#### [Dataset rows about figures]
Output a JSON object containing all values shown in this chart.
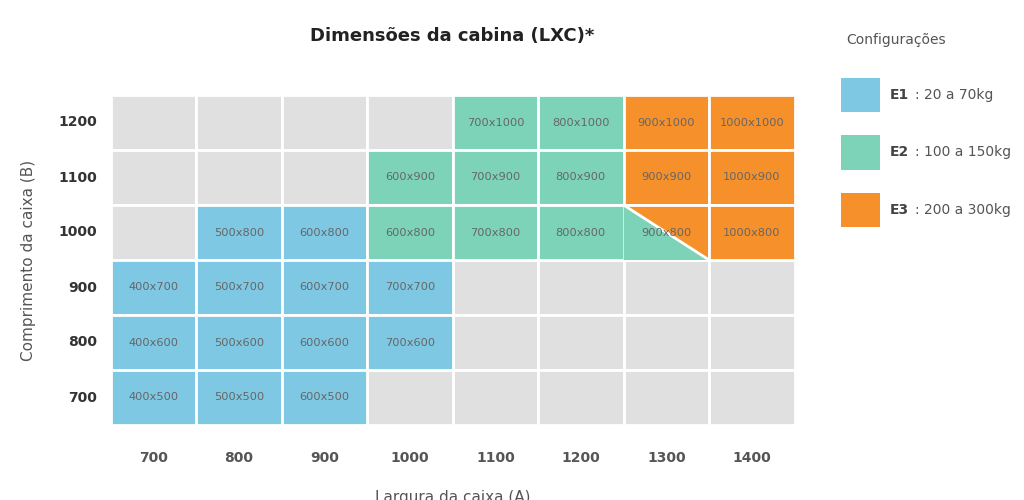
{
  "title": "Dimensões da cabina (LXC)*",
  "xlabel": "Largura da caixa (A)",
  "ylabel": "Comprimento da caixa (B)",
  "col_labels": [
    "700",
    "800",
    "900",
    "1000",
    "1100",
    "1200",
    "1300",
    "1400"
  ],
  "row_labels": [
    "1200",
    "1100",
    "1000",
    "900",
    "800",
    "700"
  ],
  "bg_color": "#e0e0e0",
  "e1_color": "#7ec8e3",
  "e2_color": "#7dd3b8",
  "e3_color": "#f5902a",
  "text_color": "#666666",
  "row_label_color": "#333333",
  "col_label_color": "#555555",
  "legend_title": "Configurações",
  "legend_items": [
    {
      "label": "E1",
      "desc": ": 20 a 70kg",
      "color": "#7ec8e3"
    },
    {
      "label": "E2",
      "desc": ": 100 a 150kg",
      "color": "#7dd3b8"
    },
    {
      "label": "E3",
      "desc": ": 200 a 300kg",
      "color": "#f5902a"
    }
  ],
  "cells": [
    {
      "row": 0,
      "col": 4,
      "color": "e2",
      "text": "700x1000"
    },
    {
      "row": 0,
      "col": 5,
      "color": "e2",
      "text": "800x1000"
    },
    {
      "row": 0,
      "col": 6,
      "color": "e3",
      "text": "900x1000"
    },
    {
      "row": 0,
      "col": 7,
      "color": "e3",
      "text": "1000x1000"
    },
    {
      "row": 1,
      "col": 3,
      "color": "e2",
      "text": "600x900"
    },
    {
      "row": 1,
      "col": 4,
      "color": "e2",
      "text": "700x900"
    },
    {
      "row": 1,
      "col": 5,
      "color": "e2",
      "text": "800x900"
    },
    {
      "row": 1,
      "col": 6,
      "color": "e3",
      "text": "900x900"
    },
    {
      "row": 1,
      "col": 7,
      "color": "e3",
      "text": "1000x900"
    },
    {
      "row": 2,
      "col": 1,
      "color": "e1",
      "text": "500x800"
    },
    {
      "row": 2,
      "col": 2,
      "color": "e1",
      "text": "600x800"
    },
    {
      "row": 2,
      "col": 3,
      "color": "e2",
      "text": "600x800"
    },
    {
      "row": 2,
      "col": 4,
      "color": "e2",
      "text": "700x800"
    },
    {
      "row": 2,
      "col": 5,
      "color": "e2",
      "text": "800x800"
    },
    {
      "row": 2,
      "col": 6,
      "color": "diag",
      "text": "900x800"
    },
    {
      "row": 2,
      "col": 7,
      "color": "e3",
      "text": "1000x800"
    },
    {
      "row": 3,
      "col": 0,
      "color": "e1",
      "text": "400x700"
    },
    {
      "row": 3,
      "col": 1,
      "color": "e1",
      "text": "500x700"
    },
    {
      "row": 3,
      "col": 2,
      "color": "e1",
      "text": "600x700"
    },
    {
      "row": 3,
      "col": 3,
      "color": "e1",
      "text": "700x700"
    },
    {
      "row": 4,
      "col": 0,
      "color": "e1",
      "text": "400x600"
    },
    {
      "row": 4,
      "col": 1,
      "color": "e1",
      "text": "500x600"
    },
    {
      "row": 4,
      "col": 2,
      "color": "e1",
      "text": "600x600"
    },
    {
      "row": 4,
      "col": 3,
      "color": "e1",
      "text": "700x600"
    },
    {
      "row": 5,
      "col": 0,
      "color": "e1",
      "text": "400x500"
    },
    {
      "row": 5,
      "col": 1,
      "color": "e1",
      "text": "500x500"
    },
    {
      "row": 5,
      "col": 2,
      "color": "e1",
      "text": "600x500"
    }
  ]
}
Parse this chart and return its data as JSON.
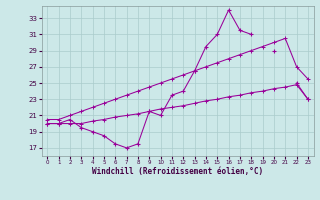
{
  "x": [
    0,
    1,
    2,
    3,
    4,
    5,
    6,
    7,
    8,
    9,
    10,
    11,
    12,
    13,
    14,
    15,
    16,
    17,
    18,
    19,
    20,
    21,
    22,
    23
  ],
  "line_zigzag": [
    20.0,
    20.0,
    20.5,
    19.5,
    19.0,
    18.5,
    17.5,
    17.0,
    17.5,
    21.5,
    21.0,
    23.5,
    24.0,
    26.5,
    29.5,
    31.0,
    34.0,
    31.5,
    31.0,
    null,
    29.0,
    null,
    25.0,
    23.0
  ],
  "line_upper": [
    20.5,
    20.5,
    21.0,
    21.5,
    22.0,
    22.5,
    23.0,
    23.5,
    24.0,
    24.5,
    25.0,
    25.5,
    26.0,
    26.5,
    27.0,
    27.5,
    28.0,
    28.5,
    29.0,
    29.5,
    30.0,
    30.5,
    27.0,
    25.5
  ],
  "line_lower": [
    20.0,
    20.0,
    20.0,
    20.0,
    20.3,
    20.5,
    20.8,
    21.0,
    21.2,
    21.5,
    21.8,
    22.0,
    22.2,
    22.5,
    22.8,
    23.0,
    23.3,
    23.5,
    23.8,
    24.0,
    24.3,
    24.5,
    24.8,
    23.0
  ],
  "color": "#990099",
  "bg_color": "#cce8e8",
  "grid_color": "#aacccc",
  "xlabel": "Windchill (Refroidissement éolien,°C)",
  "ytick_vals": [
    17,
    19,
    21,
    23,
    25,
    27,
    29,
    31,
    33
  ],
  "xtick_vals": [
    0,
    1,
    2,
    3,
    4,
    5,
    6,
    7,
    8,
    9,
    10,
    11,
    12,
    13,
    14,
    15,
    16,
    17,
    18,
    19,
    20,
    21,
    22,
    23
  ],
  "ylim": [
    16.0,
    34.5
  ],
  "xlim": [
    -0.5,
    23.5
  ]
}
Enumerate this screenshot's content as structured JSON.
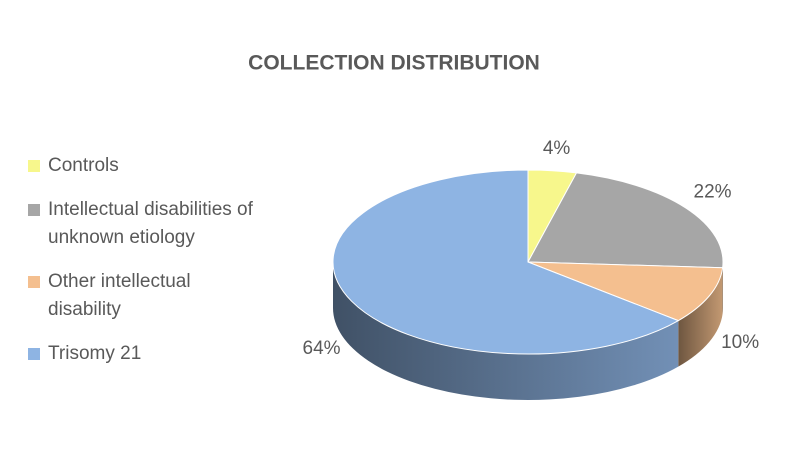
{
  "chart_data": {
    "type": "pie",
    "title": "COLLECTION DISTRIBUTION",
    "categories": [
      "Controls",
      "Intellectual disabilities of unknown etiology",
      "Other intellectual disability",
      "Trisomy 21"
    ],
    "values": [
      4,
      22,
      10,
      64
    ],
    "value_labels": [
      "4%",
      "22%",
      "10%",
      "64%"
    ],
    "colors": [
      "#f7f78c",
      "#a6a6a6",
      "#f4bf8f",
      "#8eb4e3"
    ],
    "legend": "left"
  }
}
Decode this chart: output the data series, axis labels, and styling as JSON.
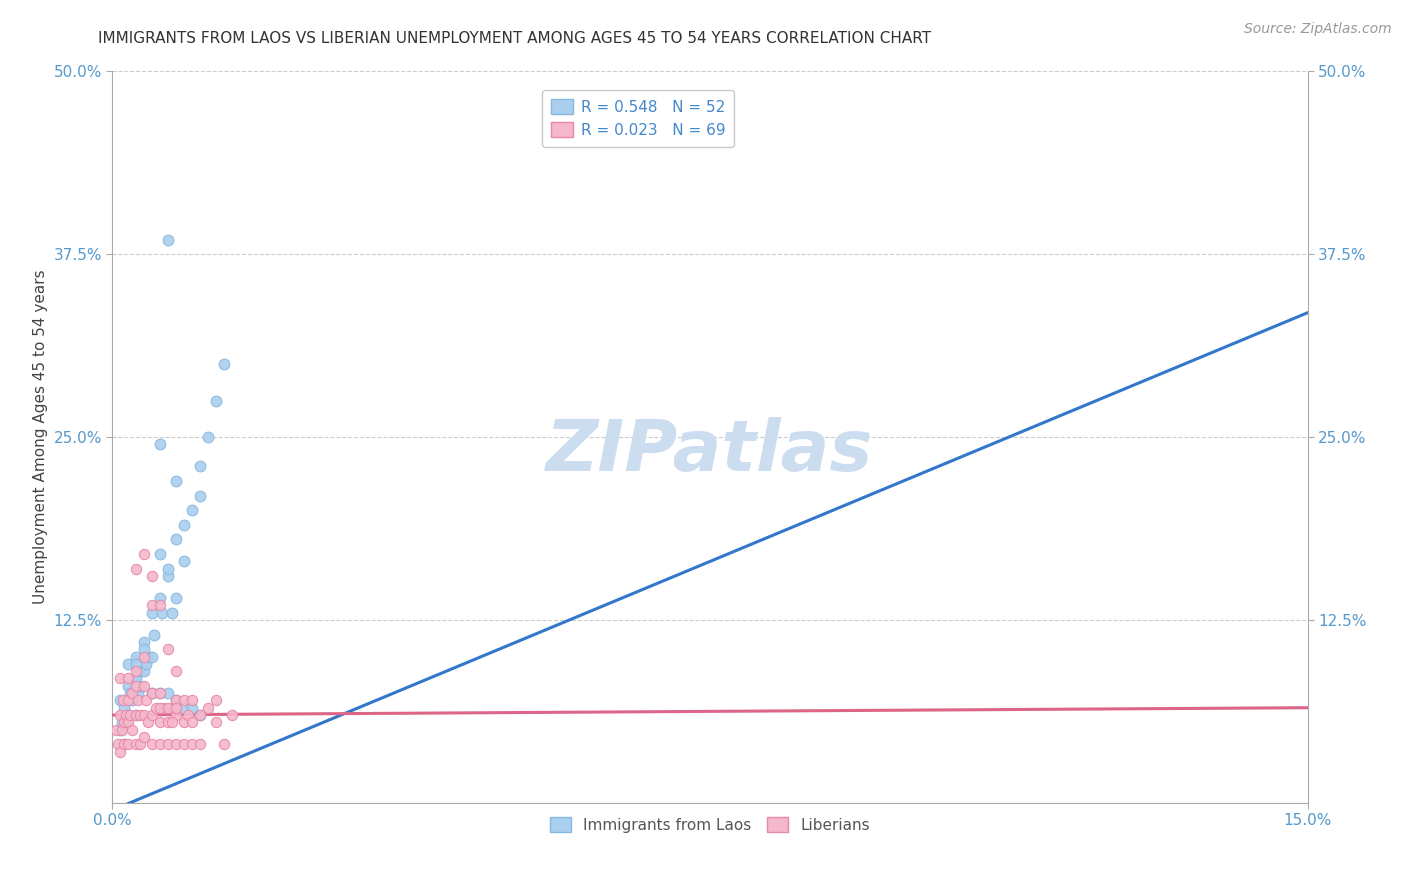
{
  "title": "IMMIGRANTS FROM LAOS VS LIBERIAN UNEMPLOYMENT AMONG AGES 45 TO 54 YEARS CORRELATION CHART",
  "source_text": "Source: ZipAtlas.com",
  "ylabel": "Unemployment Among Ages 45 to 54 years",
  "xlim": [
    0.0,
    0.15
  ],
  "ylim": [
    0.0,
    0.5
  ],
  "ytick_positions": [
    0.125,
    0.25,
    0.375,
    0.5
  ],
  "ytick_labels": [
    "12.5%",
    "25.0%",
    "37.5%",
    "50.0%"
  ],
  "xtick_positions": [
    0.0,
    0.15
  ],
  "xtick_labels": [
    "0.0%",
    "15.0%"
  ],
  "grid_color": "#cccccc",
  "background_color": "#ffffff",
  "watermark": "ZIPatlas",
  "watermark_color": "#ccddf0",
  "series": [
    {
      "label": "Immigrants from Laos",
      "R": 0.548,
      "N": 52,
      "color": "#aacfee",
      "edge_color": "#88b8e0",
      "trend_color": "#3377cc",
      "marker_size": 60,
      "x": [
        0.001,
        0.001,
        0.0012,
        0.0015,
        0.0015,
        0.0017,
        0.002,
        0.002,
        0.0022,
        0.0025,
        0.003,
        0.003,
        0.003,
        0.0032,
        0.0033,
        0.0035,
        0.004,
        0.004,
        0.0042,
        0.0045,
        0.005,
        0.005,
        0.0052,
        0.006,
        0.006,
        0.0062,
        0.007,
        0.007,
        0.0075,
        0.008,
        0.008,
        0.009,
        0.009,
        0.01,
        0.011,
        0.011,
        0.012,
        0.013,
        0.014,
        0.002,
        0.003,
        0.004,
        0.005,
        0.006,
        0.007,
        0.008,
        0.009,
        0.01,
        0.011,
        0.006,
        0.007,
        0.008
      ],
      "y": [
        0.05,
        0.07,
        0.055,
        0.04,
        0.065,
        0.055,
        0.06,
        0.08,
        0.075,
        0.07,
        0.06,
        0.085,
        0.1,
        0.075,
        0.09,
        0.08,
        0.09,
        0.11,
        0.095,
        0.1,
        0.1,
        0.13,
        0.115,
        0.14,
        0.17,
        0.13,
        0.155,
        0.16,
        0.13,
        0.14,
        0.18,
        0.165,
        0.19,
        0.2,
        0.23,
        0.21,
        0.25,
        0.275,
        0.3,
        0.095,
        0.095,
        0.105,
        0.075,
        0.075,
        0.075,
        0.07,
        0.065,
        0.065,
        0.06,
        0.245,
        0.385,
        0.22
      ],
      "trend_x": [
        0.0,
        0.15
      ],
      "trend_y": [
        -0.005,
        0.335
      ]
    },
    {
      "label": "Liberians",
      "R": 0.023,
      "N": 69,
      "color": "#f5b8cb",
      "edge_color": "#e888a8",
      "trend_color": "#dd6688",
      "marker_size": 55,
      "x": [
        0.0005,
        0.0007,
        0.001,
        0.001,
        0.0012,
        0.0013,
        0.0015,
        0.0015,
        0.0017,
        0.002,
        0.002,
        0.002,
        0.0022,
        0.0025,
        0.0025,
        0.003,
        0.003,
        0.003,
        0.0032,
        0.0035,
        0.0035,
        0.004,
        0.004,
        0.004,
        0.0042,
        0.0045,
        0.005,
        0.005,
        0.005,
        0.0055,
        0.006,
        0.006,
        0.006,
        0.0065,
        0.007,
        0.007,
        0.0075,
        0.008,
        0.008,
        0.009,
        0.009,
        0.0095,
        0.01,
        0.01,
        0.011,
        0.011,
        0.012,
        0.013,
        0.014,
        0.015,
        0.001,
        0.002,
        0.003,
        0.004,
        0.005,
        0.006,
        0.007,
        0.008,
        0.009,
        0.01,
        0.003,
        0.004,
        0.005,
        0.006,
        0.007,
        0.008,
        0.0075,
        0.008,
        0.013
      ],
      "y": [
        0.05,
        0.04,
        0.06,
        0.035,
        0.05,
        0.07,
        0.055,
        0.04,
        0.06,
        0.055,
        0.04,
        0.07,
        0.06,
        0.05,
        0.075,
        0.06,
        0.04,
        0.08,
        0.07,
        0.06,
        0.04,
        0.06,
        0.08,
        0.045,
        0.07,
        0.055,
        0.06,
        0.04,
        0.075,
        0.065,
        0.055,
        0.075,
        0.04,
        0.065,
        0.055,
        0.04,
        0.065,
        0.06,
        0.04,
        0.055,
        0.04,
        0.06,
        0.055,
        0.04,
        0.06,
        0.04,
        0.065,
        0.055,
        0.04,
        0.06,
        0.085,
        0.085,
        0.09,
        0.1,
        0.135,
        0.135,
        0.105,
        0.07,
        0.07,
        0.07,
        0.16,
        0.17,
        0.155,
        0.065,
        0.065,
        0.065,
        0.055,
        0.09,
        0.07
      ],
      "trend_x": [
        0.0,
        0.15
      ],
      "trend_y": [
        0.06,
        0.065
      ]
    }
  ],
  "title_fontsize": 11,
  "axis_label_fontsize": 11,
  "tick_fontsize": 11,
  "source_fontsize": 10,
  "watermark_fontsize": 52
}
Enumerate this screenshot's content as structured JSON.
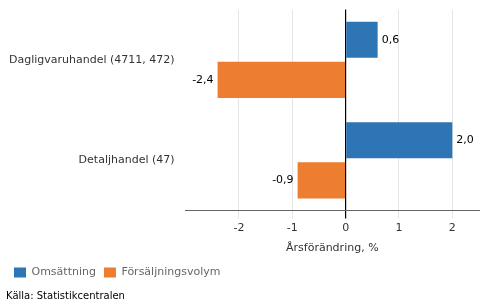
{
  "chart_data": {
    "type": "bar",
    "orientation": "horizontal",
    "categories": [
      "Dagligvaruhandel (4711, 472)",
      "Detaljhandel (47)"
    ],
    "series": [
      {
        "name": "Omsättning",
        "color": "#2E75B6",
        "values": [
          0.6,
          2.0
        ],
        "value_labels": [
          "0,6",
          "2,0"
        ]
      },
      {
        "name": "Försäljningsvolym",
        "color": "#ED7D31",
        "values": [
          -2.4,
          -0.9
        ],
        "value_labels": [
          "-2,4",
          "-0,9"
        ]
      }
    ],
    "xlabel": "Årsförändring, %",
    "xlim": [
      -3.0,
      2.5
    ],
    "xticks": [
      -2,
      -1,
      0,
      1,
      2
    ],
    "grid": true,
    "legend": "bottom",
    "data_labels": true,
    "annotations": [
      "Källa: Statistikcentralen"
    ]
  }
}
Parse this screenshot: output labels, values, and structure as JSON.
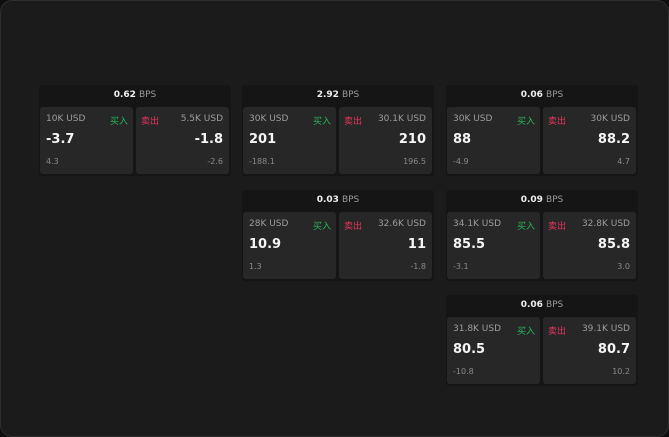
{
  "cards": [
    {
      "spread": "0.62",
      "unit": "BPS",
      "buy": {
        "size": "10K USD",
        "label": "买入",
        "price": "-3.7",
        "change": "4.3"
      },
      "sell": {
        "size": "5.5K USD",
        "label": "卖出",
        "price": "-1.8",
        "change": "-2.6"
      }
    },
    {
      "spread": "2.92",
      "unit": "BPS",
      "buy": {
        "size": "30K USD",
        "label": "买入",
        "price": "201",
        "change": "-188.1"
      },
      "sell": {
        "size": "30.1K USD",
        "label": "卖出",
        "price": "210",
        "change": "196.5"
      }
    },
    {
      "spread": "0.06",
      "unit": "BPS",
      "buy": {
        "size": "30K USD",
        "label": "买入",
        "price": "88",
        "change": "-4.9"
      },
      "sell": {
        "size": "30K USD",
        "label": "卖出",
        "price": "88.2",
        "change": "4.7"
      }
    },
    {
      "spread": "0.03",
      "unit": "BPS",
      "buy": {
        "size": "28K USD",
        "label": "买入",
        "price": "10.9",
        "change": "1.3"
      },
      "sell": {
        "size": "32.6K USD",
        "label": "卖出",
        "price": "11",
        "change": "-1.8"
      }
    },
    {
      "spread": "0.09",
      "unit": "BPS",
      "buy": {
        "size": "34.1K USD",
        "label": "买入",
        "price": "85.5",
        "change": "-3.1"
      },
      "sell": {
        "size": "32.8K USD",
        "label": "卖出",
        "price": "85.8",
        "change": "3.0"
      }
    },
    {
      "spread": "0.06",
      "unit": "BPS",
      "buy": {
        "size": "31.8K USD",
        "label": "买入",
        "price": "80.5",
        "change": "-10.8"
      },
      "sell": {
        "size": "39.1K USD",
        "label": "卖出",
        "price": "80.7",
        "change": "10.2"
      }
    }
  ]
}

#### [REQUIREMENT]
From the entries above, return each line with the word "values" in it.

#### [ANSWER TO THIS TASK]
Output a JSON object containing all values shown in this chart.
    "values": [
        "values": [
        "values": [
Parse this screenshot: output labels, values, and structure as JSON.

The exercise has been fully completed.